YOUR GOAL. Scan the listing below and copy every line holding "以人为本".

─── PROVIDED MATERIAL

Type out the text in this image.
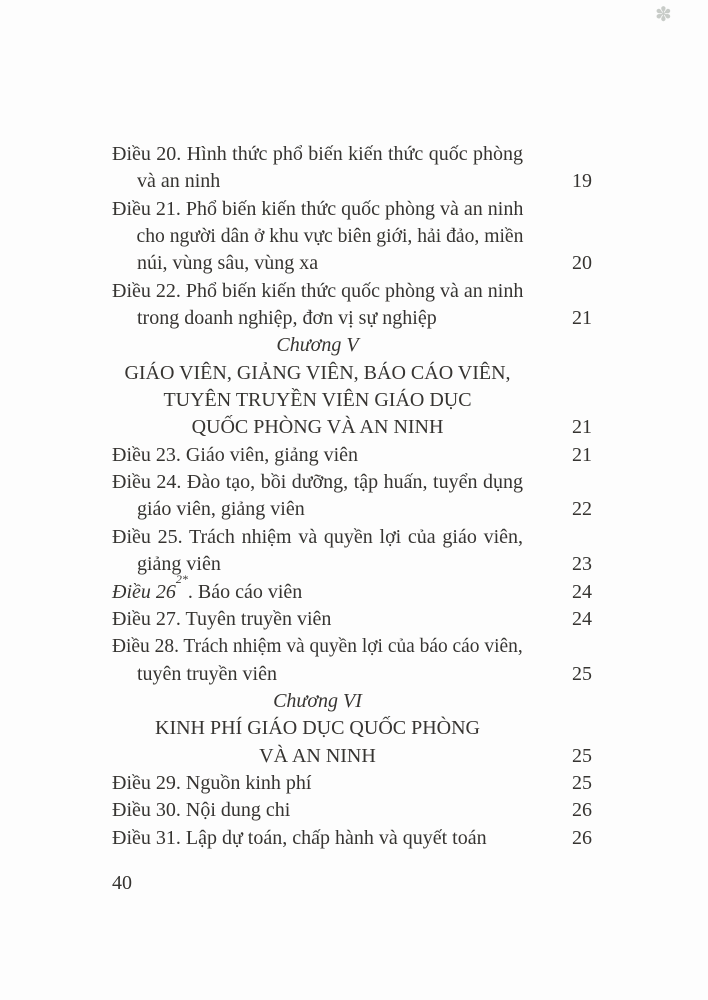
✽
Điều 20. Hình thức phổ biến kiến thức quốc phòng
và an ninh	19
Điều 21. Phổ biến kiến thức quốc phòng và an ninh
cho người dân ở khu vực biên giới, hải đảo, miền
núi, vùng sâu, vùng xa	20
Điều 22. Phổ biến kiến thức quốc phòng và an ninh
trong doanh nghiệp, đơn vị sự nghiệp	21
Chương V
GIÁO VIÊN, GIẢNG VIÊN, BÁO CÁO VIÊN,
TUYÊN TRUYỀN VIÊN GIÁO DỤC
QUỐC PHÒNG VÀ AN NINH	21
Điều 23. Giáo viên, giảng viên	21
Điều 24. Đào tạo, bồi dưỡng, tập huấn, tuyển dụng
giáo viên, giảng viên	22
Điều 25. Trách nhiệm và quyền lợi của giáo viên,
giảng viên	23
Điều 26$^{2*}$. Báo cáo viên	24
Điều 27. Tuyên truyền viên	24
Điều 28. Trách nhiệm và quyền lợi của báo cáo viên,
tuyên truyền viên	25
Chương VI
KINH PHÍ GIÁO DỤC QUỐC PHÒNG
VÀ AN NINH	25
Điều 29. Nguồn kinh phí	25
Điều 30. Nội dung chi	26
Điều 31. Lập dự toán, chấp hành và quyết toán	26
40
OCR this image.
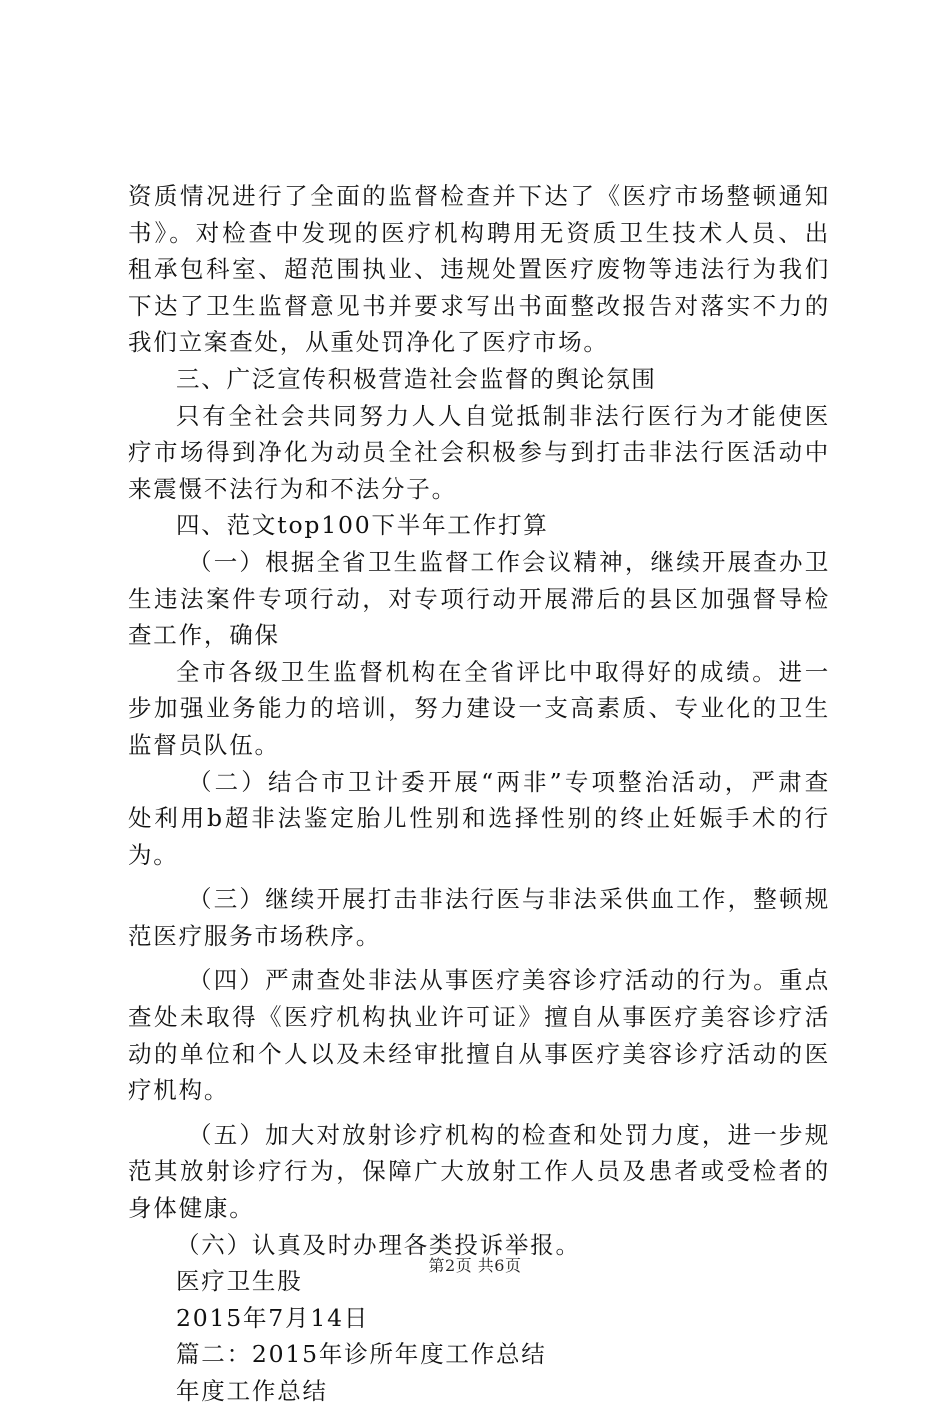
资质情况进行了全面的监督检查并下达了《医疗市场整顿通知
书》。对检查中发现的医疗机构聘用无资质卫生技术人员、出
租承包科室、超范围执业、违规处置医疗废物等违法行为我们
下达了卫生监督意见书并要求写出书面整改报告对落实不力的
我们立案查处，从重处罚净化了医疗市场。
三、广泛宣传积极营造社会监督的舆论氛围
只有全社会共同努力人人自觉抵制非法行医行为才能使医
疗市场得到净化为动员全社会积极参与到打击非法行医活动中
来震慑不法行为和不法分子。
四、范文top100下半年工作打算
（一）根据全省卫生监督工作会议精神，继续开展查办卫
生违法案件专项行动，对专项行动开展滞后的县区加强督导检
查工作，确保
全市各级卫生监督机构在全省评比中取得好的成绩。进一
步加强业务能力的培训，努力建设一支高素质、专业化的卫生
监督员队伍。
（二）结合市卫计委开展“两非”专项整治活动，严肃查
处利用b超非法鉴定胎儿性别和选择性别的终止妊娠手术的行
为。
（三）继续开展打击非法行医与非法采供血工作，整顿规
范医疗服务市场秩序。
（四）严肃查处非法从事医疗美容诊疗活动的行为。重点
查处未取得《医疗机构执业许可证》擅自从事医疗美容诊疗活
动的单位和个人以及未经审批擅自从事医疗美容诊疗活动的医
疗机构。
（五）加大对放射诊疗机构的检查和处罚力度，进一步规
范其放射诊疗行为，保障广大放射工作人员及患者或受检者的
身体健康。
（六）认真及时办理各类投诉举报。
医疗卫生股
2015年7月14日
篇二：2015年诊所年度工作总结
年度工作总结
第2页 共6页
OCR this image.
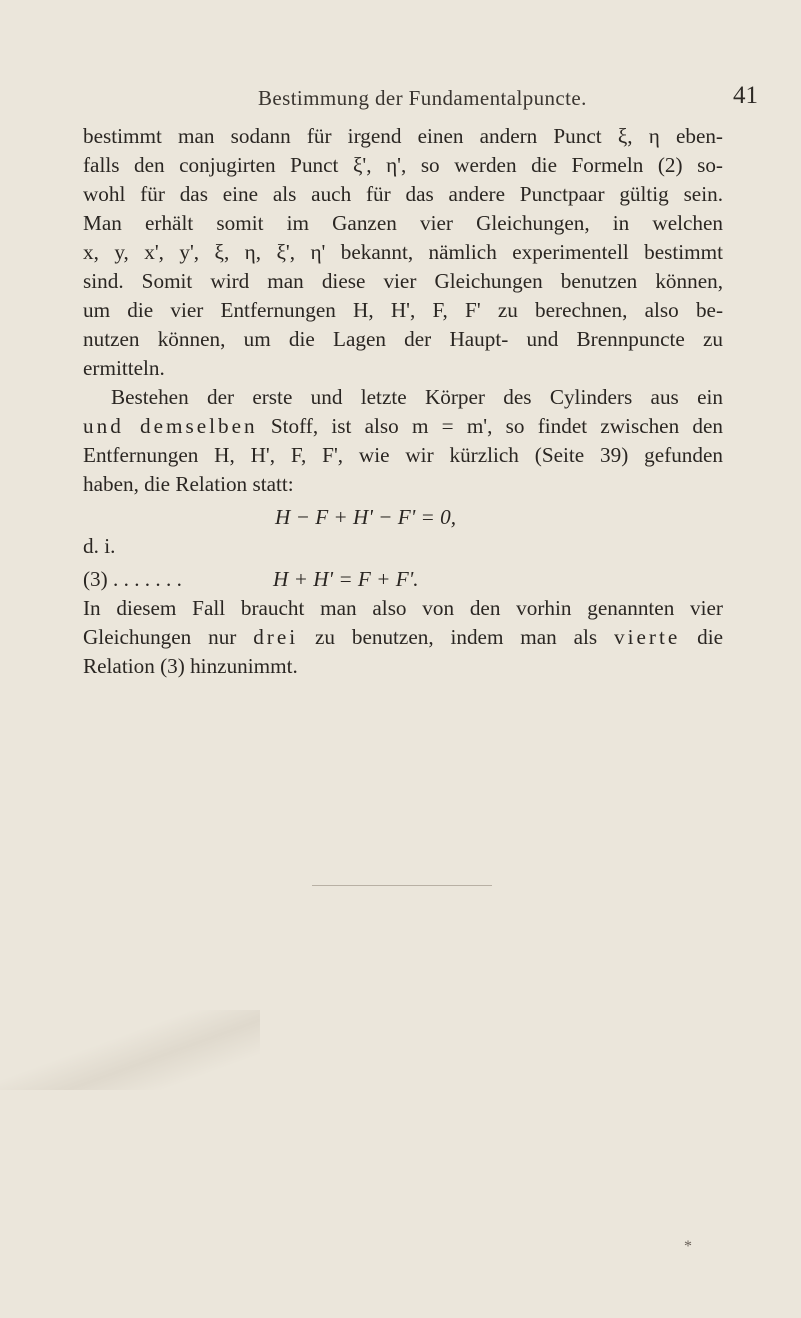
Bestimmung der Fundamentalpuncte.	41
bestimmt man sodann für irgend einen andern Punct ξ, η eben-
falls den conjugirten Punct ξ', η', so werden die Formeln (2) so-
wohl für das eine als auch für das andere Punctpaar gültig sein.
Man erhält somit im Ganzen vier Gleichungen, in welchen
x, y, x', y', ξ, η, ξ', η' bekannt, nämlich experimentell bestimmt
sind. Somit wird man diese vier Gleichungen benutzen können,
um die vier Entfernungen H, H', F, F' zu berechnen, also be-
nutzen können, um die Lagen der Haupt- und Brennpuncte zu
ermitteln.
Bestehen der erste und letzte Körper des Cylinders aus ein
und demselben Stoff, ist also m = m', so findet zwischen den
Entfernungen H, H', F, F', wie wir kürzlich (Seite 39) gefunden
haben, die Relation statt:
H − F + H' − F' = 0,
d. i.
(3) . . . . . . .	H + H' = F + F'.
In diesem Fall braucht man also von den vorhin genannten vier
Gleichungen nur drei zu benutzen, indem man als vierte die
Relation (3) hinzunimmt.
*
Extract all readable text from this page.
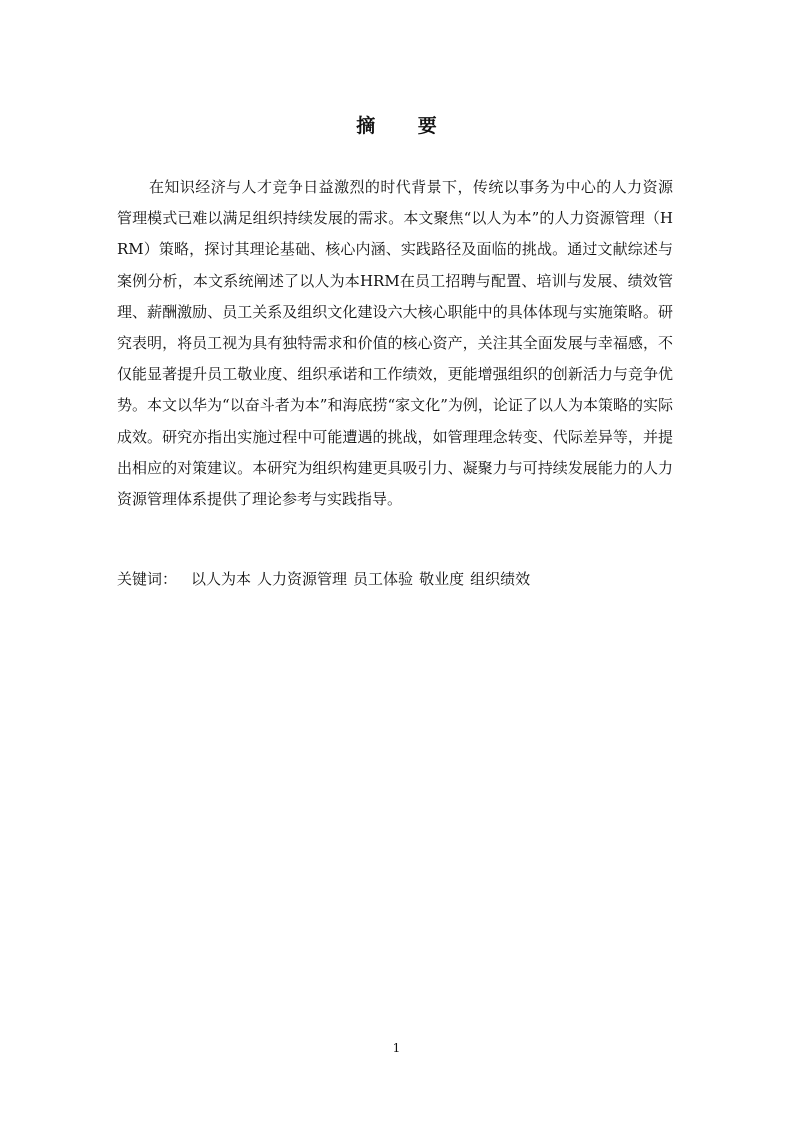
摘 要

在知识经济与人才竞争日益激烈的时代背景下，传统以事务为中心的人力资源管理模式已难以满足组织持续发展的需求。本文聚焦“以人为本”的人力资源管理（HRM）策略，探讨其理论基础、核心内涵、实践路径及面临的挑战。通过文献综述与案例分析，本文系统阐述了以人为本HRM在员工招聘与配置、培训与发展、绩效管理、薪酬激励、员工关系及组织文化建设六大核心职能中的具体体现与实施策略。研究表明，将员工视为具有独特需求和价值的核心资产，关注其全面发展与幸福感，不仅能显著提升员工敬业度、组织承诺和工作绩效，更能增强组织的创新活力与竞争优势。本文以华为“以奋斗者为本”和海底捞“家文化”为例，论证了以人为本策略的实际成效。研究亦指出实施过程中可能遭遇的挑战，如管理理念转变、代际差异等，并提出相应的对策建议。本研究为组织构建更具吸引力、凝聚力与可持续发展能力的人力资源管理体系提供了理论参考与实践指导。

关键词： 以人为本 人力资源管理 员工体验 敬业度 组织绩效

1
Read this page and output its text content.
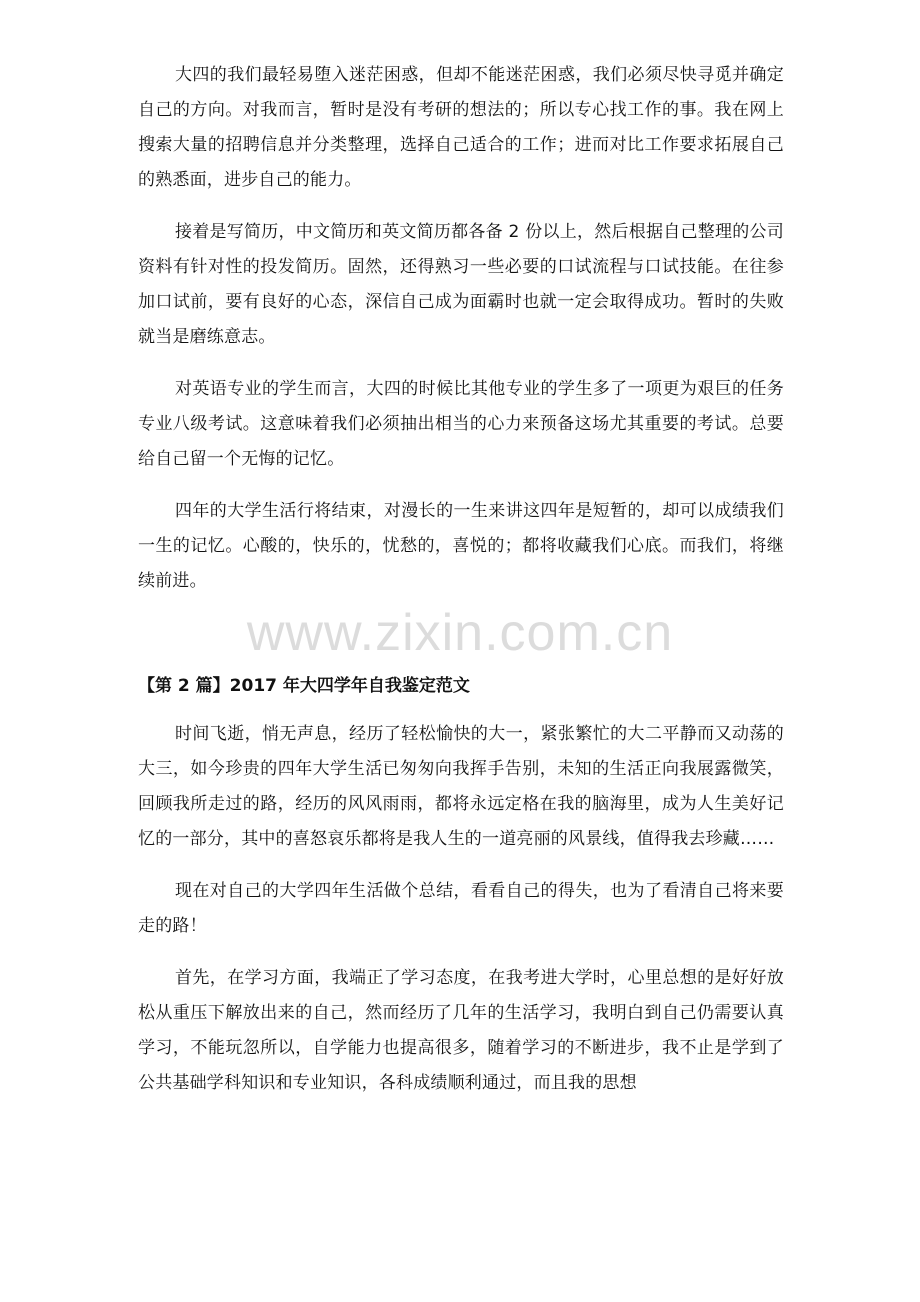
大四的我们最轻易堕入迷茫困惑，但却不能迷茫困惑，我们必须尽快寻觅并确定自己的方向。对我而言，暂时是没有考研的想法的；所以专心找工作的事。我在网上搜索大量的招聘信息并分类整理，选择自己适合的工作；进而对比工作要求拓展自己的熟悉面，进步自己的能力。

接着是写简历，中文简历和英文简历都各备 2 份以上，然后根据自己整理的公司资料有针对性的投发简历。固然，还得熟习一些必要的口试流程与口试技能。在往参加口试前，要有良好的心态，深信自己成为面霸时也就一定会取得成功。暂时的失败就当是磨练意志。

对英语专业的学生而言，大四的时候比其他专业的学生多了一项更为艰巨的任务专业八级考试。这意味着我们必须抽出相当的心力来预备这场尤其重要的考试。总要给自己留一个无悔的记忆。

四年的大学生活行将结束，对漫长的一生来讲这四年是短暂的，却可以成绩我们一生的记忆。心酸的，快乐的，忧愁的，喜悦的；都将收藏我们心底。而我们，将继续前进。

www.zixin.com.cn
【第 2 篇】2017 年大四学年自我鉴定范文

时间飞逝，悄无声息，经历了轻松愉快的大一，紧张繁忙的大二平静而又动荡的大三，如今珍贵的四年大学生活已匆匆向我挥手告别，未知的生活正向我展露微笑，回顾我所走过的路，经历的风风雨雨，都将永远定格在我的脑海里，成为人生美好记忆的一部分，其中的喜怒哀乐都将是我人生的一道亮丽的风景线，值得我去珍藏……

现在对自己的大学四年生活做个总结，看看自己的得失，也为了看清自己将来要走的路！

首先，在学习方面，我端正了学习态度，在我考进大学时，心里总想的是好好放松从重压下解放出来的自己，然而经历了几年的生活学习，我明白到自己仍需要认真学习，不能玩忽所以，自学能力也提高很多，随着学习的不断进步，我不止是学到了公共基础学科知识和专业知识，各科成绩顺利通过，而且我的思想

──────

RESULT OF THIS EXERCISE.
在知识经济与人才竞争日益激烈的时代背景下，传统以事务为中心的人力资源管理模式已难以满足组织持续发展的需求。本文聚焦“以人为本”的人力资源管理（HRM）策略，探讨其理论基础、核心内涵、实践路径及面临的挑战。通过文献综述与案例分析，本文系统阐述了以人为本HRM在员工招聘与配置、培训与发展、绩效管理、薪酬激励、员工关系及组织文化建设六大核心职能中的具体体现与实施策略。研究表明，将员工视为具有独特需求和价值的核心资产，关注其全面发展与幸福感，不仅能显著提升员工敬业度、组织承诺和工作绩效，更能增强组织的创新活力与竞争优势。本文以华为“以奋斗者为本”和海底捞“家文化”为例，论证了以人为本策略的实际成效。研究亦指出实施过程中可能遭遇的挑战，如管理理念转变、代际差异等，并提出相应的对策建议。本研究为组织构建更具吸引力、凝聚力与可持续发展能力的人力资源管理体系提供了理论参考与实践指导。
关键词： 以人为本 人力资源管理 员工体验 敬业度 组织绩效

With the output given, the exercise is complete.